**Given problem**
Omit the pictures, then write out every entry exactly as it reads.

--- --- ---

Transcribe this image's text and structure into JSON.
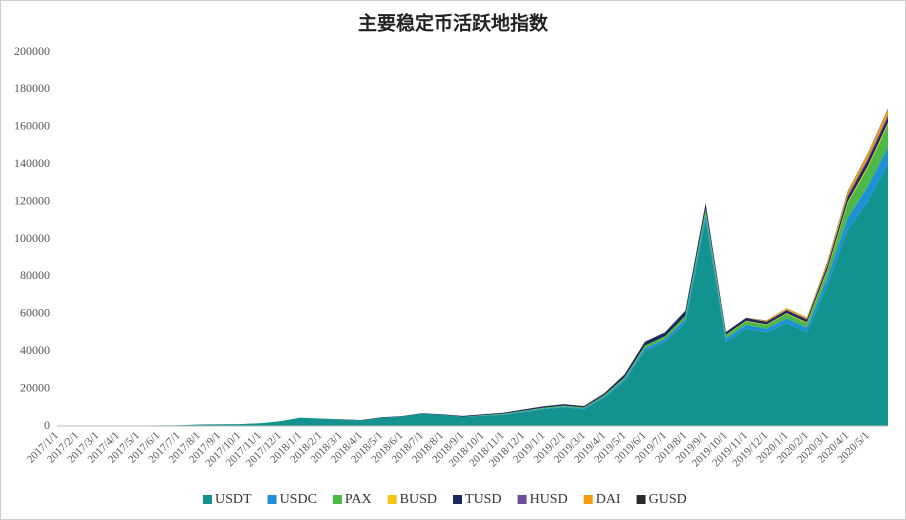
{
  "chart_data": {
    "type": "stacked-area",
    "title": "主要稳定币活跃地指数",
    "categories": [
      "2017/1/1",
      "2017/2/1",
      "2017/3/1",
      "2017/4/1",
      "2017/5/1",
      "2017/6/1",
      "2017/7/1",
      "2017/8/1",
      "2017/9/1",
      "2017/10/1",
      "2017/11/1",
      "2017/12/1",
      "2018/1/1",
      "2018/2/1",
      "2018/3/1",
      "2018/4/1",
      "2018/5/1",
      "2018/6/1",
      "2018/7/1",
      "2018/8/1",
      "2018/9/1",
      "2018/10/1",
      "2018/11/1",
      "2018/12/1",
      "2019/1/1",
      "2019/2/1",
      "2019/3/1",
      "2019/4/1",
      "2019/5/1",
      "2019/6/1",
      "2019/7/1",
      "2019/8/1",
      "2019/9/1",
      "2019/10/1",
      "2019/11/1",
      "2019/12/1",
      "2020/1/1",
      "2020/2/1",
      "2020/3/1",
      "2020/4/1",
      "2020/5/1",
      null
    ],
    "series": [
      {
        "name": "USDT",
        "color": "#13938f",
        "values": [
          200,
          200,
          200,
          200,
          200,
          300,
          400,
          800,
          900,
          1000,
          1500,
          2500,
          4500,
          4000,
          3500,
          3000,
          4500,
          5000,
          6500,
          6000,
          5000,
          5500,
          6000,
          7500,
          9000,
          10000,
          9000,
          15000,
          24000,
          40000,
          45000,
          55000,
          110000,
          45000,
          52000,
          50000,
          55000,
          50000,
          75000,
          105000,
          120000,
          140000
        ]
      },
      {
        "name": "USDC",
        "color": "#1f8fd8",
        "values": [
          0,
          0,
          0,
          0,
          0,
          0,
          0,
          0,
          0,
          0,
          0,
          0,
          0,
          0,
          0,
          0,
          0,
          0,
          0,
          0,
          0,
          100,
          200,
          300,
          300,
          400,
          400,
          600,
          1000,
          1500,
          1500,
          2000,
          3000,
          2000,
          2000,
          2000,
          2500,
          2500,
          4000,
          6000,
          8000,
          9000
        ]
      },
      {
        "name": "PAX",
        "color": "#4bb848",
        "values": [
          0,
          0,
          0,
          0,
          0,
          0,
          0,
          0,
          0,
          0,
          0,
          0,
          0,
          0,
          0,
          0,
          0,
          0,
          0,
          0,
          0,
          100,
          300,
          400,
          500,
          500,
          500,
          800,
          1000,
          1500,
          1500,
          2000,
          3000,
          1500,
          2000,
          2000,
          2500,
          2500,
          4000,
          8000,
          10000,
          12000
        ]
      },
      {
        "name": "BUSD",
        "color": "#f5c518",
        "values": [
          0,
          0,
          0,
          0,
          0,
          0,
          0,
          0,
          0,
          0,
          0,
          0,
          0,
          0,
          0,
          0,
          0,
          0,
          0,
          0,
          0,
          0,
          0,
          0,
          0,
          0,
          0,
          0,
          0,
          0,
          0,
          0,
          0,
          200,
          300,
          300,
          400,
          400,
          600,
          800,
          1000,
          1200
        ]
      },
      {
        "name": "TUSD",
        "color": "#1b2a5c",
        "values": [
          0,
          0,
          0,
          0,
          0,
          0,
          0,
          0,
          0,
          0,
          0,
          0,
          0,
          0,
          100,
          200,
          200,
          300,
          300,
          300,
          400,
          500,
          500,
          600,
          700,
          700,
          700,
          1000,
          1500,
          2000,
          2000,
          2500,
          3000,
          1500,
          1500,
          1500,
          1500,
          1500,
          2000,
          2500,
          3000,
          3000
        ]
      },
      {
        "name": "HUSD",
        "color": "#6a4fa0",
        "values": [
          0,
          0,
          0,
          0,
          0,
          0,
          0,
          0,
          0,
          0,
          0,
          0,
          0,
          0,
          0,
          0,
          0,
          0,
          0,
          0,
          0,
          0,
          0,
          0,
          0,
          0,
          0,
          0,
          0,
          0,
          0,
          0,
          0,
          0,
          0,
          0,
          200,
          300,
          500,
          800,
          1000,
          1200
        ]
      },
      {
        "name": "DAI",
        "color": "#f39c12",
        "values": [
          0,
          0,
          0,
          0,
          0,
          0,
          0,
          0,
          0,
          0,
          0,
          0,
          0,
          0,
          0,
          0,
          0,
          0,
          0,
          0,
          0,
          0,
          0,
          0,
          0,
          0,
          0,
          0,
          0,
          0,
          0,
          0,
          0,
          0,
          0,
          500,
          800,
          800,
          1500,
          2000,
          2500,
          3000
        ]
      },
      {
        "name": "GUSD",
        "color": "#2b2b2b",
        "values": [
          0,
          0,
          0,
          0,
          0,
          0,
          0,
          0,
          0,
          0,
          0,
          0,
          0,
          0,
          0,
          0,
          0,
          0,
          0,
          0,
          0,
          50,
          50,
          50,
          100,
          100,
          100,
          100,
          100,
          100,
          100,
          100,
          100,
          100,
          100,
          100,
          100,
          100,
          200,
          300,
          300,
          400
        ]
      }
    ],
    "ylim": [
      0,
      200000
    ],
    "yticks": [
      0,
      20000,
      40000,
      60000,
      80000,
      100000,
      120000,
      140000,
      160000,
      180000,
      200000
    ]
  }
}
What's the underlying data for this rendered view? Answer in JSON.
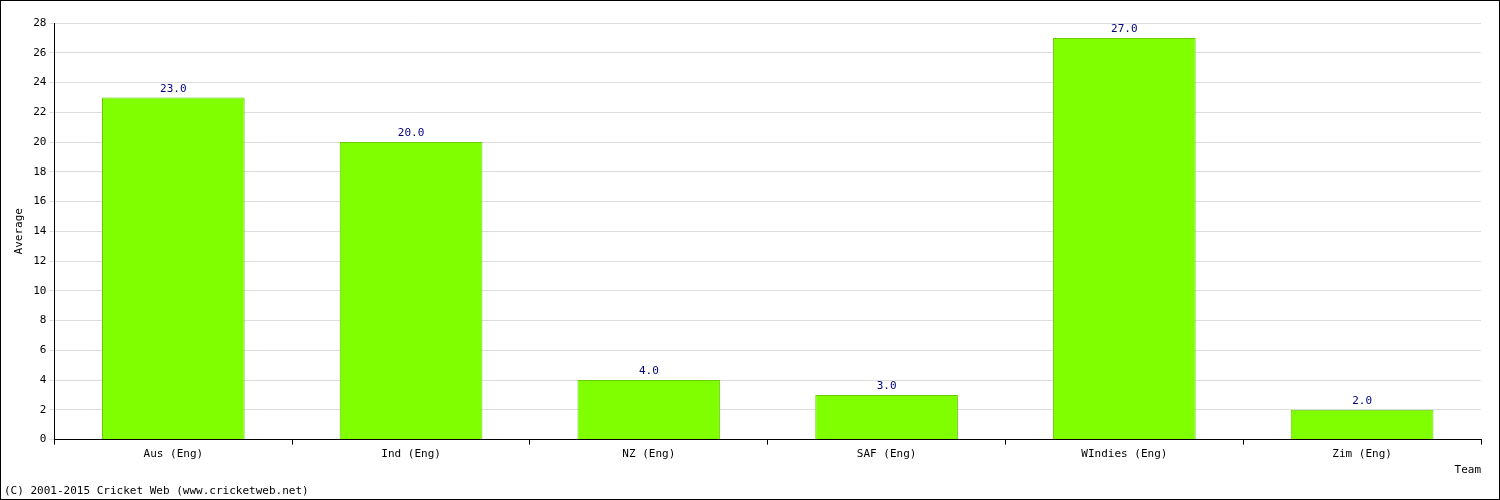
{
  "chart_data": {
    "type": "bar",
    "categories": [
      "Aus (Eng)",
      "Ind (Eng)",
      "NZ (Eng)",
      "SAF (Eng)",
      "WIndies (Eng)",
      "Zim (Eng)"
    ],
    "values": [
      23,
      20,
      4,
      3,
      27,
      2
    ],
    "value_labels": [
      "23.0",
      "20.0",
      "4.0",
      "3.0",
      "27.0",
      "2.0"
    ],
    "data_labels": true,
    "color": "#7fff00",
    "x_label": "Team",
    "y_label": "Average",
    "ylim": [
      0,
      28
    ],
    "yticks": [
      0,
      2,
      4,
      6,
      8,
      10,
      12,
      14,
      16,
      18,
      20,
      22,
      24,
      26,
      28
    ],
    "grid": true,
    "annotations": [
      "(C) 2001-2015 Cricket Web (www.cricketweb.net)"
    ]
  }
}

--- --- ---

**Exercise result**
Transcribe this image's text and structure into JSON.
{
  "chart_data": {
    "type": "stacked-area",
    "title": "主要稳定币活跃地指数",
    "categories": [
      "2017/1/1",
      "2017/2/1",
      "2017/3/1",
      "2017/4/1",
      "2017/5/1",
      "2017/6/1",
      "2017/7/1",
      "2017/8/1",
      "2017/9/1",
      "2017/10/1",
      "2017/11/1",
      "2017/12/1",
      "2018/1/1",
      "2018/2/1",
      "2018/3/1",
      "2018/4/1",
      "2018/5/1",
      "2018/6/1",
      "2018/7/1",
      "2018/8/1",
      "2018/9/1",
      "2018/10/1",
      "2018/11/1",
      "2018/12/1",
      "2019/1/1",
      "2019/2/1",
      "2019/3/1",
      "2019/4/1",
      "2019/5/1",
      "2019/6/1",
      "2019/7/1",
      "2019/8/1",
      "2019/9/1",
      "2019/10/1",
      "2019/11/1",
      "2019/12/1",
      "2020/1/1",
      "2020/2/1",
      "2020/3/1",
      "2020/4/1",
      "2020/5/1",
      null
    ],
    "series": [
      {
        "name": "USDT",
        "color": "#13938f",
        "values": [
          200,
          200,
          200,
          200,
          200,
          300,
          400,
          800,
          900,
          1000,
          1500,
          2500,
          4500,
          4000,
          3500,
          3000,
          4500,
          5000,
          6500,
          6000,
          5000,
          5500,
          6000,
          7500,
          9000,
          10000,
          9000,
          15000,
          24000,
          40000,
          45000,
          55000,
          110000,
          45000,
          52000,
          50000,
          55000,
          50000,
          75000,
          105000,
          120000,
          140000
        ]
      },
      {
        "name": "USDC",
        "color": "#1f8fd8",
        "values": [
          0,
          0,
          0,
          0,
          0,
          0,
          0,
          0,
          0,
          0,
          0,
          0,
          0,
          0,
          0,
          0,
          0,
          0,
          0,
          0,
          0,
          100,
          200,
          300,
          300,
          400,
          400,
          600,
          1000,
          1500,
          1500,
          2000,
          3000,
          2000,
          2000,
          2000,
          2500,
          2500,
          4000,
          6000,
          8000,
          9000
        ]
      },
      {
        "name": "PAX",
        "color": "#4bb848",
        "values": [
          0,
          0,
          0,
          0,
          0,
          0,
          0,
          0,
          0,
          0,
          0,
          0,
          0,
          0,
          0,
          0,
          0,
          0,
          0,
          0,
          0,
          100,
          300,
          400,
          500,
          500,
          500,
          800,
          1000,
          1500,
          1500,
          2000,
          3000,
          1500,
          2000,
          2000,
          2500,
          2500,
          4000,
          8000,
          10000,
          12000
        ]
      },
      {
        "name": "BUSD",
        "color": "#f5c518",
        "values": [
          0,
          0,
          0,
          0,
          0,
          0,
          0,
          0,
          0,
          0,
          0,
          0,
          0,
          0,
          0,
          0,
          0,
          0,
          0,
          0,
          0,
          0,
          0,
          0,
          0,
          0,
          0,
          0,
          0,
          0,
          0,
          0,
          0,
          200,
          300,
          300,
          400,
          400,
          600,
          800,
          1000,
          1200
        ]
      },
      {
        "name": "TUSD",
        "color": "#1b2a5c",
        "values": [
          0,
          0,
          0,
          0,
          0,
          0,
          0,
          0,
          0,
          0,
          0,
          0,
          0,
          0,
          100,
          200,
          200,
          300,
          300,
          300,
          400,
          500,
          500,
          600,
          700,
          700,
          700,
          1000,
          1500,
          2000,
          2000,
          2500,
          3000,
          1500,
          1500,
          1500,
          1500,
          1500,
          2000,
          2500,
          3000,
          3000
        ]
      },
      {
        "name": "HUSD",
        "color": "#6a4fa0",
        "values": [
          0,
          0,
          0,
          0,
          0,
          0,
          0,
          0,
          0,
          0,
          0,
          0,
          0,
          0,
          0,
          0,
          0,
          0,
          0,
          0,
          0,
          0,
          0,
          0,
          0,
          0,
          0,
          0,
          0,
          0,
          0,
          0,
          0,
          0,
          0,
          0,
          200,
          300,
          500,
          800,
          1000,
          1200
        ]
      },
      {
        "name": "DAI",
        "color": "#f39c12",
        "values": [
          0,
          0,
          0,
          0,
          0,
          0,
          0,
          0,
          0,
          0,
          0,
          0,
          0,
          0,
          0,
          0,
          0,
          0,
          0,
          0,
          0,
          0,
          0,
          0,
          0,
          0,
          0,
          0,
          0,
          0,
          0,
          0,
          0,
          0,
          0,
          500,
          800,
          800,
          1500,
          2000,
          2500,
          3000
        ]
      },
      {
        "name": "GUSD",
        "color": "#2b2b2b",
        "values": [
          0,
          0,
          0,
          0,
          0,
          0,
          0,
          0,
          0,
          0,
          0,
          0,
          0,
          0,
          0,
          0,
          0,
          0,
          0,
          0,
          0,
          50,
          50,
          50,
          100,
          100,
          100,
          100,
          100,
          100,
          100,
          100,
          100,
          100,
          100,
          100,
          100,
          100,
          200,
          300,
          300,
          400
        ]
      }
    ],
    "ylim": [
      0,
      200000
    ],
    "yticks": [
      0,
      20000,
      40000,
      60000,
      80000,
      100000,
      120000,
      140000,
      160000,
      180000,
      200000
    ]
  }
}
What's the underlying data for this rendered view? Answer in JSON.
{
  "chart_data": {
    "type": "bar",
    "categories": [
      "Aus (Eng)",
      "Ind (Eng)",
      "NZ (Eng)",
      "SAF (Eng)",
      "WIndies (Eng)",
      "Zim (Eng)"
    ],
    "values": [
      23,
      20,
      4,
      3,
      27,
      2
    ],
    "value_labels": [
      "23.0",
      "20.0",
      "4.0",
      "3.0",
      "27.0",
      "2.0"
    ],
    "data_labels": true,
    "color": "#7fff00",
    "x_label": "Team",
    "y_label": "Average",
    "ylim": [
      0,
      28
    ],
    "yticks": [
      0,
      2,
      4,
      6,
      8,
      10,
      12,
      14,
      16,
      18,
      20,
      22,
      24,
      26,
      28
    ],
    "grid": true,
    "annotations": [
      "(C) 2001-2015 Cricket Web (www.cricketweb.net)"
    ]
  }
}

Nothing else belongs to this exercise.